Dataset records:
########

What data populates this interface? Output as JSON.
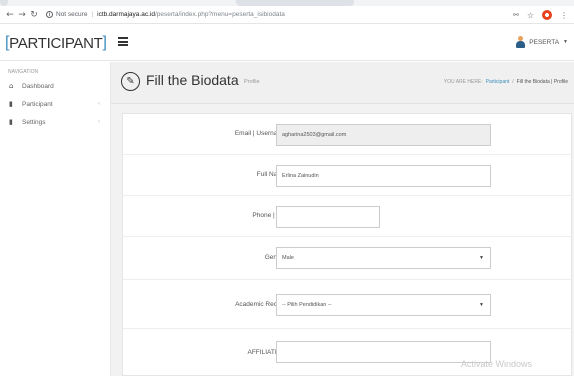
{
  "browser": {
    "back_icon": "back-arrow-icon",
    "forward_icon": "forward-arrow-icon",
    "reload_icon": "reload-icon",
    "security_label": "Not secure",
    "url_host": "ictb.darmajaya.ac.id",
    "url_path": "/peserta/index.php?menu=peserta_isibiodata"
  },
  "header": {
    "brand_bracket_open": "[",
    "brand_text": "PARTICIPANT",
    "brand_bracket_close": "]",
    "user_label": "PESERTA"
  },
  "sidebar": {
    "heading": "NAVIGATION",
    "items": [
      {
        "label": "Dashboard",
        "icon": "home-icon",
        "has_arrow": false
      },
      {
        "label": "Participant",
        "icon": "file-icon",
        "has_arrow": true
      },
      {
        "label": "Settings",
        "icon": "file-icon",
        "has_arrow": true
      }
    ]
  },
  "page": {
    "title": "Fill the Biodata",
    "subtitle": "Profile",
    "breadcrumb_prefix": "YOU ARE HERE:",
    "breadcrumb_link": "Participant",
    "breadcrumb_sep": "/",
    "breadcrumb_current": "Fill the Biodata | Profile"
  },
  "form": {
    "email_label": "Email | Username :",
    "email_value": "agharina2503@gmail.com",
    "fullname_label": "Full Name :",
    "fullname_value": "Erlina Zainudin",
    "phone_label": "Phone | WA :",
    "phone_value": "",
    "gender_label": "Gender :",
    "gender_value": "Male",
    "academic_label": "Academic Record :",
    "academic_value": "-- Pilih Pendidikan --",
    "affiliation_label": "AFFILIATION :",
    "affiliation_value": ""
  },
  "watermark": "Activate Windows",
  "colors": {
    "accent": "#3c8dbc",
    "content_bg": "#f2f2f2"
  }
}
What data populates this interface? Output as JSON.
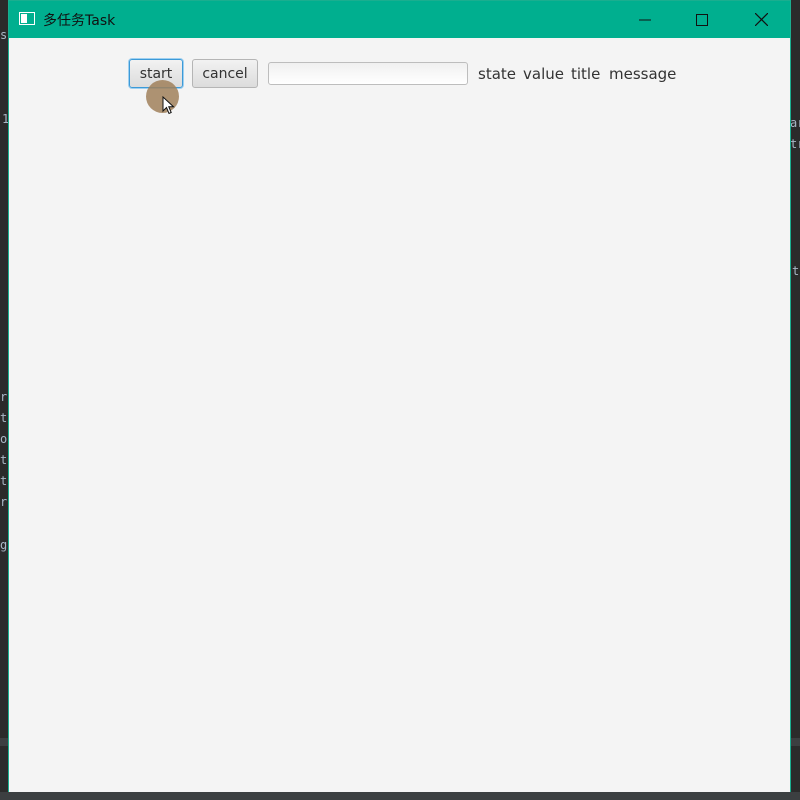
{
  "window": {
    "title": "多任务Task",
    "accent_color": "#00af8f",
    "controls": {
      "minimize_icon": "minimize-icon",
      "maximize_icon": "maximize-icon",
      "close_icon": "close-icon"
    }
  },
  "toolbar": {
    "start_label": "start",
    "cancel_label": "cancel",
    "text_field_value": "",
    "text_field_placeholder": ""
  },
  "labels": {
    "state": "state",
    "value": "value",
    "title": "title",
    "message": "message"
  },
  "background_editor": {
    "fragments": [
      "s",
      "1",
      "ar",
      "tr",
      "t",
      "r",
      "t",
      "o",
      "t",
      "t",
      "r",
      "g"
    ]
  }
}
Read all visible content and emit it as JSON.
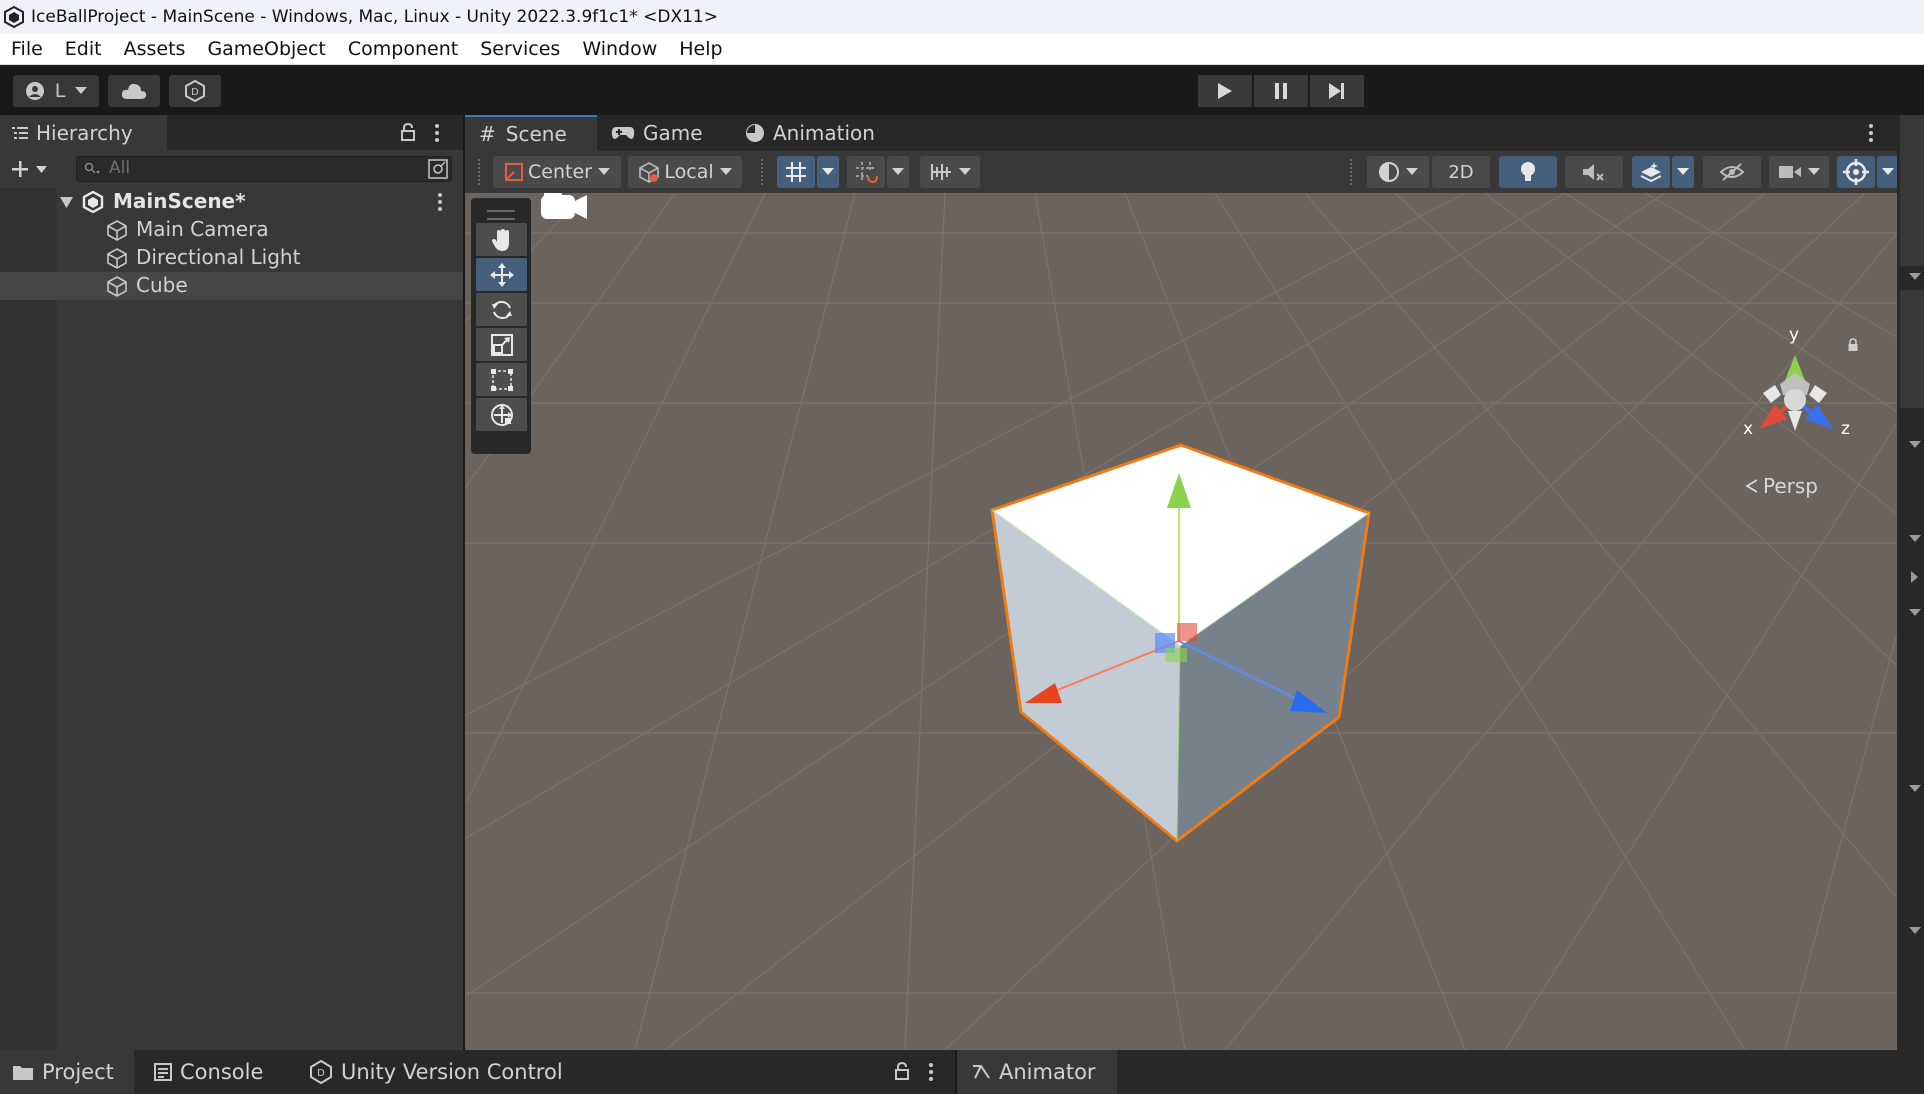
{
  "window": {
    "title": "IceBallProject - MainScene - Windows, Mac, Linux - Unity 2022.3.9f1c1* <DX11>"
  },
  "menu": [
    "File",
    "Edit",
    "Assets",
    "GameObject",
    "Component",
    "Services",
    "Window",
    "Help"
  ],
  "toolbar": {
    "account_label": "L"
  },
  "hierarchy": {
    "tab_label": "Hierarchy",
    "search_placeholder": "All",
    "scene_name": "MainScene*",
    "items": [
      "Main Camera",
      "Directional Light",
      "Cube"
    ],
    "selected": "Cube"
  },
  "scene_tabs": [
    "Scene",
    "Game",
    "Animation"
  ],
  "scene_toolbar": {
    "pivot_label": "Center",
    "space_label": "Local",
    "mode_2d_label": "2D"
  },
  "gizmo": {
    "y_label": "y",
    "x_label": "x",
    "z_label": "z",
    "projection_label": "Persp"
  },
  "bottom_tabs": {
    "project": "Project",
    "console": "Console",
    "version_control": "Unity Version Control",
    "animator": "Animator"
  },
  "colors": {
    "accent": "#46607c",
    "selection_outline": "#f07a14",
    "viewport_bg": "#6a635e"
  }
}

########

■ Task to complete: Of the lines in the material, how many hold the word "Unity"? Reply with the number only.

■ Result of the exercise: 2